**Problem description**.
Filter the data below for the string "value" and copy each matching line.
━━━━━━━━━━━━━━━━
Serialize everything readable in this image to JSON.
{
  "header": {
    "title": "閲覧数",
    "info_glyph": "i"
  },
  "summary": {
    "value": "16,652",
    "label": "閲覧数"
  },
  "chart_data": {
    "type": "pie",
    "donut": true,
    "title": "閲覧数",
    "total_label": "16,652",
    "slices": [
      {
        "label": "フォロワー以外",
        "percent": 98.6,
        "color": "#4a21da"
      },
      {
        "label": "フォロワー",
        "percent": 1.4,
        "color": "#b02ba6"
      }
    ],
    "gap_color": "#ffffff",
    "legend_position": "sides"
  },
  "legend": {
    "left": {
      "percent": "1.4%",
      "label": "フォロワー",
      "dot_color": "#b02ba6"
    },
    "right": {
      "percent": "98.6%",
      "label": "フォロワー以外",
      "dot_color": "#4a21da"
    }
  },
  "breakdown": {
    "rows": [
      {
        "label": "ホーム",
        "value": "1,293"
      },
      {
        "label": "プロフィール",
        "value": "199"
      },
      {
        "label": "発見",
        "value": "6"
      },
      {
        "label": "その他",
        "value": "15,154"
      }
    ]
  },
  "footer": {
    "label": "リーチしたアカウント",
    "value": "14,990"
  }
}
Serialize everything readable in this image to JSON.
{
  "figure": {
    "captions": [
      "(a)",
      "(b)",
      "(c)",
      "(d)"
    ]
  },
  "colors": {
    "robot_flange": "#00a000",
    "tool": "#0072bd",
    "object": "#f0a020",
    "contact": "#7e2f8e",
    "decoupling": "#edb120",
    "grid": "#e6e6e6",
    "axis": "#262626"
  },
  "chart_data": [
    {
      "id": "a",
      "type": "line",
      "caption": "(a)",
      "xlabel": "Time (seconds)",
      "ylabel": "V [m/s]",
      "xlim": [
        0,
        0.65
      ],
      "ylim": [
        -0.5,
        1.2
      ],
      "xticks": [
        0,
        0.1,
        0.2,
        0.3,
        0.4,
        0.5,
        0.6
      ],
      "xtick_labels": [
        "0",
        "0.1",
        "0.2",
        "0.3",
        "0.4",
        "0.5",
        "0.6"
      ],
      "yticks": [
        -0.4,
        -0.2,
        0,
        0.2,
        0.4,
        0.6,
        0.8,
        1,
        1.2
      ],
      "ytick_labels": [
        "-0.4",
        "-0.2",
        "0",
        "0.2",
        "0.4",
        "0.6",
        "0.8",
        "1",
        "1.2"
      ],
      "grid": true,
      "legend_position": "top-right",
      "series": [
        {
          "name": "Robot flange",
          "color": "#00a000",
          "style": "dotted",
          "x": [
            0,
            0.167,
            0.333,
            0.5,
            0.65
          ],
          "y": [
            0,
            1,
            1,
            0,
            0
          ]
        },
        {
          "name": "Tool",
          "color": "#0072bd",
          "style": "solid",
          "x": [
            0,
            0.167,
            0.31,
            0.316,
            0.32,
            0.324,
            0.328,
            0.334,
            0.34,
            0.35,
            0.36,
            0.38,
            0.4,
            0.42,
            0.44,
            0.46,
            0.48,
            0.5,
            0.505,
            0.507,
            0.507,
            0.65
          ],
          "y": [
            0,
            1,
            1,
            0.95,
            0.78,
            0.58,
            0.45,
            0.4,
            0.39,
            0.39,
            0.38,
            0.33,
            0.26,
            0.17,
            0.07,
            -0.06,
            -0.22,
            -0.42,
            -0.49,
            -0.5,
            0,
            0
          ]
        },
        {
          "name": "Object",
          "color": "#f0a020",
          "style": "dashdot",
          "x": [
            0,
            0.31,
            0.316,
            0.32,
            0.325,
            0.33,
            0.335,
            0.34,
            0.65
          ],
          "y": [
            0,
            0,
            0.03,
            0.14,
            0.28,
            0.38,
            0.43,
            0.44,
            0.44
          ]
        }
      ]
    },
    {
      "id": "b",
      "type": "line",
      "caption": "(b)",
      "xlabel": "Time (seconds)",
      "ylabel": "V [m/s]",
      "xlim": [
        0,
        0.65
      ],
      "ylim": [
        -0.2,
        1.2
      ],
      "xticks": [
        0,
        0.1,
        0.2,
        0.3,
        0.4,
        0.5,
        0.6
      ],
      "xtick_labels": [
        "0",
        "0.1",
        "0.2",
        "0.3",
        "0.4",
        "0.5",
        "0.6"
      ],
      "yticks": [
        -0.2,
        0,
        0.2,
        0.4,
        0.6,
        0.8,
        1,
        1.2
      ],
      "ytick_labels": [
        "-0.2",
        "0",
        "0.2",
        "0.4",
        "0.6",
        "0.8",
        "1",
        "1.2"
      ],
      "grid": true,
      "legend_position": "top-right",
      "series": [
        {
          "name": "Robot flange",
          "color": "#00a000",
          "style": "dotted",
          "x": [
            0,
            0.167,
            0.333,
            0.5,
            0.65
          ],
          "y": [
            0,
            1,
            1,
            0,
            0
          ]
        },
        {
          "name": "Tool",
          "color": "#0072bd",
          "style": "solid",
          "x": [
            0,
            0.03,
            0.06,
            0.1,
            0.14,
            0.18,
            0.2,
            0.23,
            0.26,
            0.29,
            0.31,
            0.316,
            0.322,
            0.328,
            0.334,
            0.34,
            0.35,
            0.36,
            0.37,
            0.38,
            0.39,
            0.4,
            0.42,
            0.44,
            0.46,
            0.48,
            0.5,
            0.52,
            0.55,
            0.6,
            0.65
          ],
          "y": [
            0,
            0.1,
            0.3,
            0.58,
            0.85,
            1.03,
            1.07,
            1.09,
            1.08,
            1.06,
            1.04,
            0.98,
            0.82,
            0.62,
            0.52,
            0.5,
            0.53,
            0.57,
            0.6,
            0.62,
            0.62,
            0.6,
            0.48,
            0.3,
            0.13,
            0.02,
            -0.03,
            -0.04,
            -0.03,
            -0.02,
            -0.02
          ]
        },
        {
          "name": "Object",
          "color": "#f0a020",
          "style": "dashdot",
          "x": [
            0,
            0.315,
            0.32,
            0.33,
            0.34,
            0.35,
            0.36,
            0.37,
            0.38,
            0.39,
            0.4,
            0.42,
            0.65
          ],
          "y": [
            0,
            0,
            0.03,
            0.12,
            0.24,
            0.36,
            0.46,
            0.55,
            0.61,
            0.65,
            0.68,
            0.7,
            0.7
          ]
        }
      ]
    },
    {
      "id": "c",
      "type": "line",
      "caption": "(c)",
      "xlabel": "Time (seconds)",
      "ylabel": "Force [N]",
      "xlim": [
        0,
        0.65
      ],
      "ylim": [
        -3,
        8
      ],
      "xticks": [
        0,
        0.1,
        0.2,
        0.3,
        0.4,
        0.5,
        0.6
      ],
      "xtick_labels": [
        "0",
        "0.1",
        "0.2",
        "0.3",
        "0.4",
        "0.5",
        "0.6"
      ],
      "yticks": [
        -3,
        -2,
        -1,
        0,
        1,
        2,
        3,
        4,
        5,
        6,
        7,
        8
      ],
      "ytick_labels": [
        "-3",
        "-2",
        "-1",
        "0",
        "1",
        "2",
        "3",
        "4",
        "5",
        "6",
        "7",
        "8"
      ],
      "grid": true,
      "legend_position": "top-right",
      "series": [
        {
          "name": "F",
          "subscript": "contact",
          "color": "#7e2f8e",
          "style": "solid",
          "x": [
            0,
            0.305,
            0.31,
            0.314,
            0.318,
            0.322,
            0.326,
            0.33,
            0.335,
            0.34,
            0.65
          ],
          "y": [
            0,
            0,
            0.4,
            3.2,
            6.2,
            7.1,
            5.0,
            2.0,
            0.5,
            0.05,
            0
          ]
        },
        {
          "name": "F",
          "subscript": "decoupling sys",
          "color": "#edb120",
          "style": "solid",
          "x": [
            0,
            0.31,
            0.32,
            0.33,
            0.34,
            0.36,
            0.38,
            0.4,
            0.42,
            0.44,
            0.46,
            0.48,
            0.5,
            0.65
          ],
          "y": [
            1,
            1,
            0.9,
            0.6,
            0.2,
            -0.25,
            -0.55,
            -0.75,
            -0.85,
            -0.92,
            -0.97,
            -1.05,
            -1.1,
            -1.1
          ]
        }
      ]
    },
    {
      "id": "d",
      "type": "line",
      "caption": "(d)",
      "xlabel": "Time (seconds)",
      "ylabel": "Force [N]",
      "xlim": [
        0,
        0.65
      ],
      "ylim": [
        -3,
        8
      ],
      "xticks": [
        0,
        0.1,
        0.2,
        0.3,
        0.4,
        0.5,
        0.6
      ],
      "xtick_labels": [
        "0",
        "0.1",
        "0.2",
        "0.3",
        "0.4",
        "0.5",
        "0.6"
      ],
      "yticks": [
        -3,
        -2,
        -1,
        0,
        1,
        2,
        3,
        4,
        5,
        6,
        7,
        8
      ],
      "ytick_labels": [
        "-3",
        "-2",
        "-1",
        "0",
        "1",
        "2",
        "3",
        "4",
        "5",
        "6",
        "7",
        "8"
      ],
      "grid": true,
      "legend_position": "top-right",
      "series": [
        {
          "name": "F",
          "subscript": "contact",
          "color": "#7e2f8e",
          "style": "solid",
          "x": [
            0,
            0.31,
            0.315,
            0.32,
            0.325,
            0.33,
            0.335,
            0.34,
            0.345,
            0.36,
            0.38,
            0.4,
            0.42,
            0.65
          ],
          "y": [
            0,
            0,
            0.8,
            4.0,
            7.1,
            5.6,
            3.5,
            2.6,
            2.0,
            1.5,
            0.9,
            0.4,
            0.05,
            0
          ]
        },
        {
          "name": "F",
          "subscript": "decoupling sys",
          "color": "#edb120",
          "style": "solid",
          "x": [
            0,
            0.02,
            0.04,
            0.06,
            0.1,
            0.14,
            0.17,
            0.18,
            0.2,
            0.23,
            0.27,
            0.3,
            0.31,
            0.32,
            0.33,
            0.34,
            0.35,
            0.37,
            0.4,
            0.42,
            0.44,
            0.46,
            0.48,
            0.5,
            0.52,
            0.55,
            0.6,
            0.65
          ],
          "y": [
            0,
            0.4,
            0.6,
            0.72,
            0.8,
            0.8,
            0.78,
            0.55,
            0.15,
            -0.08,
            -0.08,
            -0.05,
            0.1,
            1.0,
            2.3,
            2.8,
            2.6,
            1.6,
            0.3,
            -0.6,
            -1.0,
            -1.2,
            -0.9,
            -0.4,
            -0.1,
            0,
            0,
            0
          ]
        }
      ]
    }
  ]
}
━━━━━━━━━━━━━━━━
**Exercise result**.
    "value": "16,652",
        "value": "1,293"
        "value": "199"
        "value": "6"
        "value": "15,154"
    "value": "14,990"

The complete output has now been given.